* _Stated goal_: Output the records exactly. Include every line.

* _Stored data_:
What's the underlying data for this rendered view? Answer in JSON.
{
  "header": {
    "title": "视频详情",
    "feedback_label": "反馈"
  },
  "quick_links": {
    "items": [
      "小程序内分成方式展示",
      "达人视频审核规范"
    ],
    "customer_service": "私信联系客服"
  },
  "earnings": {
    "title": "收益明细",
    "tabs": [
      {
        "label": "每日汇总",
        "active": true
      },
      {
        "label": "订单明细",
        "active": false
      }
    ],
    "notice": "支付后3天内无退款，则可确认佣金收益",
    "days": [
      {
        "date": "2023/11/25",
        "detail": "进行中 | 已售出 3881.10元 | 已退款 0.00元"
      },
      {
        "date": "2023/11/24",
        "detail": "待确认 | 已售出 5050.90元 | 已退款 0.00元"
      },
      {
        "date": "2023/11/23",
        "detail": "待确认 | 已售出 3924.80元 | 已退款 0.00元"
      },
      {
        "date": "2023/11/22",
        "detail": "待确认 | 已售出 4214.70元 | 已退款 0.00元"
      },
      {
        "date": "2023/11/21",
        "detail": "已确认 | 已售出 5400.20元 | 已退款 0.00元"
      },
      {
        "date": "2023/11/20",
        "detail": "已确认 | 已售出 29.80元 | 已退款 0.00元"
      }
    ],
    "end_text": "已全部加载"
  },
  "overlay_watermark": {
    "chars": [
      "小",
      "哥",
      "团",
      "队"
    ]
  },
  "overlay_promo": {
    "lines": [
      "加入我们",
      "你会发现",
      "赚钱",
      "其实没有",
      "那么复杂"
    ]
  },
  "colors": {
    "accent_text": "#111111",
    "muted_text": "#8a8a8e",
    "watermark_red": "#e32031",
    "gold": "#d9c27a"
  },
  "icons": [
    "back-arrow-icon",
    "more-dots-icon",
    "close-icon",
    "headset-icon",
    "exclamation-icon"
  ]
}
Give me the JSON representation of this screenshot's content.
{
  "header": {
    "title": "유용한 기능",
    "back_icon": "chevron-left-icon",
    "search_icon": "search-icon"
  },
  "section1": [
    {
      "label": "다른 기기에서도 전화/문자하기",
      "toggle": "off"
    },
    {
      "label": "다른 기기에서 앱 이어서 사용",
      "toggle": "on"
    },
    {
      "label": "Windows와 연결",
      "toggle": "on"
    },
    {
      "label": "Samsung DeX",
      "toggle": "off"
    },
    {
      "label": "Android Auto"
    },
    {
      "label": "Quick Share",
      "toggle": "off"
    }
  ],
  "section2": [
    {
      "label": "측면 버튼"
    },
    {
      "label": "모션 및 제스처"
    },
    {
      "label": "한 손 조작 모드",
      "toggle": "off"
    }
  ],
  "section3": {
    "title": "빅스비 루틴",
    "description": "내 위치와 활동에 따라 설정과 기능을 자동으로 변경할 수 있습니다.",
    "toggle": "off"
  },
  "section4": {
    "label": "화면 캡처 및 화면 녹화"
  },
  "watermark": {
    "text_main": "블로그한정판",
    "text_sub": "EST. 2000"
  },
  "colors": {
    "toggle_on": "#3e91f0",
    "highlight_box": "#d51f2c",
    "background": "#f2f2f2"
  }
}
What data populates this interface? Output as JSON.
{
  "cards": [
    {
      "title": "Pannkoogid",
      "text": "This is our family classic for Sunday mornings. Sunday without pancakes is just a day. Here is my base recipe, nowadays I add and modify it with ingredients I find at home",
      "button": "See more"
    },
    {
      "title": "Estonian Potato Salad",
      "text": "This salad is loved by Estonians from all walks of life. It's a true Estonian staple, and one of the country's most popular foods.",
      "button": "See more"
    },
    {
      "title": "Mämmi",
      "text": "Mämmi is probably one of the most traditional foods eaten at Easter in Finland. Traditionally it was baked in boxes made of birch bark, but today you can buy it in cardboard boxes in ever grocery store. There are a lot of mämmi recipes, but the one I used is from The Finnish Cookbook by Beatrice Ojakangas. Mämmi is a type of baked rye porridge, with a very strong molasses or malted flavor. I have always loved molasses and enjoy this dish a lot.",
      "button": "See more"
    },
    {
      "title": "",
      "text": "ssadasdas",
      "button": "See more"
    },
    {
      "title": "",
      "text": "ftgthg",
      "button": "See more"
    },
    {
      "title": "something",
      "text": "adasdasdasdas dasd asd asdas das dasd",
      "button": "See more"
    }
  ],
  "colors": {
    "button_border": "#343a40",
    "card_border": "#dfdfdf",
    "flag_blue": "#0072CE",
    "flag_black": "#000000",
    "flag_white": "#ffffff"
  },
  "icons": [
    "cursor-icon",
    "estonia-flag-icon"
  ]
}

* _Exercise response_:
What's the underlying data for this rendered view? Answer in JSON.
{
  "header": {
    "title": "视频详情",
    "feedback_label": "反馈"
  },
  "quick_links": {
    "items": [
      "小程序内分成方式展示",
      "达人视频审核规范"
    ],
    "customer_service": "私信联系客服"
  },
  "earnings": {
    "title": "收益明细",
    "tabs": [
      {
        "label": "每日汇总",
        "active": true
      },
      {
        "label": "订单明细",
        "active": false
      }
    ],
    "notice": "支付后3天内无退款，则可确认佣金收益",
    "days": [
      {
        "date": "2023/11/25",
        "detail": "进行中 | 已售出 3881.10元 | 已退款 0.00元"
      },
      {
        "date": "2023/11/24",
        "detail": "待确认 | 已售出 5050.90元 | 已退款 0.00元"
      },
      {
        "date": "2023/11/23",
        "detail": "待确认 | 已售出 3924.80元 | 已退款 0.00元"
      },
      {
        "date": "2023/11/22",
        "detail": "待确认 | 已售出 4214.70元 | 已退款 0.00元"
      },
      {
        "date": "2023/11/21",
        "detail": "已确认 | 已售出 5400.20元 | 已退款 0.00元"
      },
      {
        "date": "2023/11/20",
        "detail": "已确认 | 已售出 29.80元 | 已退款 0.00元"
      }
    ],
    "end_text": "已全部加载"
  },
  "overlay_watermark": {
    "chars": [
      "小",
      "哥",
      "团",
      "队"
    ]
  },
  "overlay_promo": {
    "lines": [
      "加入我们",
      "你会发现",
      "赚钱",
      "其实没有",
      "那么复杂"
    ]
  },
  "colors": {
    "accent_text": "#111111",
    "muted_text": "#8a8a8e",
    "watermark_red": "#e32031",
    "gold": "#d9c27a"
  },
  "icons": [
    "back-arrow-icon",
    "more-dots-icon",
    "close-icon",
    "headset-icon",
    "exclamation-icon"
  ]
}
Give me the JSON representation of this screenshot's content.
{
  "header": {
    "title": "유용한 기능",
    "back_icon": "chevron-left-icon",
    "search_icon": "search-icon"
  },
  "section1": [
    {
      "label": "다른 기기에서도 전화/문자하기",
      "toggle": "off"
    },
    {
      "label": "다른 기기에서 앱 이어서 사용",
      "toggle": "on"
    },
    {
      "label": "Windows와 연결",
      "toggle": "on"
    },
    {
      "label": "Samsung DeX",
      "toggle": "off"
    },
    {
      "label": "Android Auto"
    },
    {
      "label": "Quick Share",
      "toggle": "off"
    }
  ],
  "section2": [
    {
      "label": "측면 버튼"
    },
    {
      "label": "모션 및 제스처"
    },
    {
      "label": "한 손 조작 모드",
      "toggle": "off"
    }
  ],
  "section3": {
    "title": "빅스비 루틴",
    "description": "내 위치와 활동에 따라 설정과 기능을 자동으로 변경할 수 있습니다.",
    "toggle": "off"
  },
  "section4": {
    "label": "화면 캡처 및 화면 녹화"
  },
  "watermark": {
    "text_main": "블로그한정판",
    "text_sub": "EST. 2000"
  },
  "colors": {
    "toggle_on": "#3e91f0",
    "highlight_box": "#d51f2c",
    "background": "#f2f2f2"
  }
}
What data populates this interface? Output as JSON.
{
  "cards": [
    {
      "title": "Pannkoogid",
      "text": "This is our family classic for Sunday mornings. Sunday without pancakes is just a day. Here is my base recipe, nowadays I add and modify it with ingredients I find at home",
      "button": "See more"
    },
    {
      "title": "Estonian Potato Salad",
      "text": "This salad is loved by Estonians from all walks of life. It's a true Estonian staple, and one of the country's most popular foods.",
      "button": "See more"
    },
    {
      "title": "Mämmi",
      "text": "Mämmi is probably one of the most traditional foods eaten at Easter in Finland. Traditionally it was baked in boxes made of birch bark, but today you can buy it in cardboard boxes in ever grocery store. There are a lot of mämmi recipes, but the one I used is from The Finnish Cookbook by Beatrice Ojakangas. Mämmi is a type of baked rye porridge, with a very strong molasses or malted flavor. I have always loved molasses and enjoy this dish a lot.",
      "button": "See more"
    },
    {
      "title": "",
      "text": "ssadasdas",
      "button": "See more"
    },
    {
      "title": "",
      "text": "ftgthg",
      "button": "See more"
    },
    {
      "title": "something",
      "text": "adasdasdasdas dasd asd asdas das dasd",
      "button": "See more"
    }
  ],
  "colors": {
    "button_border": "#343a40",
    "card_border": "#dfdfdf",
    "flag_blue": "#0072CE",
    "flag_black": "#000000",
    "flag_white": "#ffffff"
  },
  "icons": [
    "cursor-icon",
    "estonia-flag-icon"
  ]
}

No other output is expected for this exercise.